Required work:
Present every line of the material below as a Markdown table with the columns Number and Line, numbering the rows and skipping any blank lines. Omit the pictures.
── Record list ──
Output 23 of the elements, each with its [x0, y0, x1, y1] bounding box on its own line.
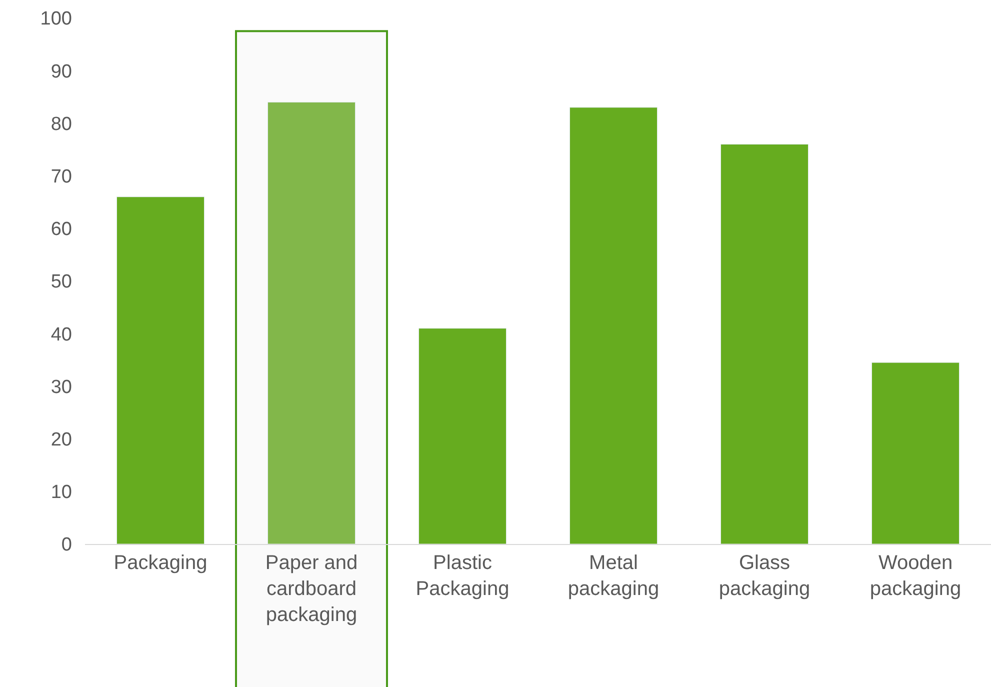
y-tick-label: 0: [61, 534, 72, 556]
bar: [116, 196, 205, 544]
y-tick-label: 40: [50, 324, 72, 346]
y-tick-label: 50: [50, 272, 72, 293]
x-tick-label: Plastic Packaging: [416, 552, 510, 600]
bar: [267, 102, 356, 544]
y-tick-label: 20: [50, 429, 72, 450]
bar: [871, 362, 960, 544]
x-tick-label: Packaging: [114, 552, 208, 574]
x-tick-label: Paper and cardboard packaging: [265, 552, 358, 626]
bar: [720, 144, 809, 544]
y-tick-label: 90: [50, 61, 72, 82]
y-tick-label: 30: [50, 376, 72, 398]
x-tick-label: Glass packaging: [718, 552, 810, 600]
x-tick-label: Wooden packaging: [870, 552, 962, 600]
y-tick-label: 60: [50, 219, 72, 240]
y-tick-label: 80: [50, 114, 72, 135]
y-tick-label: 100: [40, 8, 72, 30]
y-tick-label: 10: [50, 482, 72, 504]
y-tick-label: 70: [50, 166, 72, 188]
bar: [569, 107, 658, 544]
bar: [418, 328, 507, 544]
x-tick-label: Metal packaging: [568, 552, 660, 600]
───
In response:
| Number | Line |
|---|---|
| 1 | Output 23 of the elements, each with its [x0, y0, x1, y1] bounding box on its own line. |
| 2 | y-tick-label: 0: [61, 534, 72, 556] |
| 3 | bar: [116, 196, 205, 544] |
| 4 | y-tick-label: 40: [50, 324, 72, 346] |
| 5 | y-tick-label: 50: [50, 272, 72, 293] |
| 6 | x-tick-label: Plastic Packaging: [416, 552, 510, 600] |
| 7 | bar: [267, 102, 356, 544] |
| 8 | y-tick-label: 20: [50, 429, 72, 450] |
| 9 | bar: [871, 362, 960, 544] |
| 10 | x-tick-label: Packaging: [114, 552, 208, 574] |
| 11 | x-tick-label: Paper and cardboard packaging: [265, 552, 358, 626] |
| 12 | bar: [720, 144, 809, 544] |
| 13 | y-tick-label: 90: [50, 61, 72, 82] |
| 14 | y-tick-label: 30: [50, 376, 72, 398] |
| 15 | x-tick-label: Glass packaging: [718, 552, 810, 600] |
| 16 | x-tick-label: Wooden packaging: [870, 552, 962, 600] |
| 17 | y-tick-label: 60: [50, 219, 72, 240] |
| 18 | y-tick-label: 80: [50, 114, 72, 135] |
| 19 | y-tick-label: 100: [40, 8, 72, 30] |
| 20 | y-tick-label: 10: [50, 482, 72, 504] |
| 21 | y-tick-label: 70: [50, 166, 72, 188] |
| 22 | bar: [569, 107, 658, 544] |
| 23 | bar: [418, 328, 507, 544] |
| 24 | x-tick-label: Metal packaging: [568, 552, 660, 600] |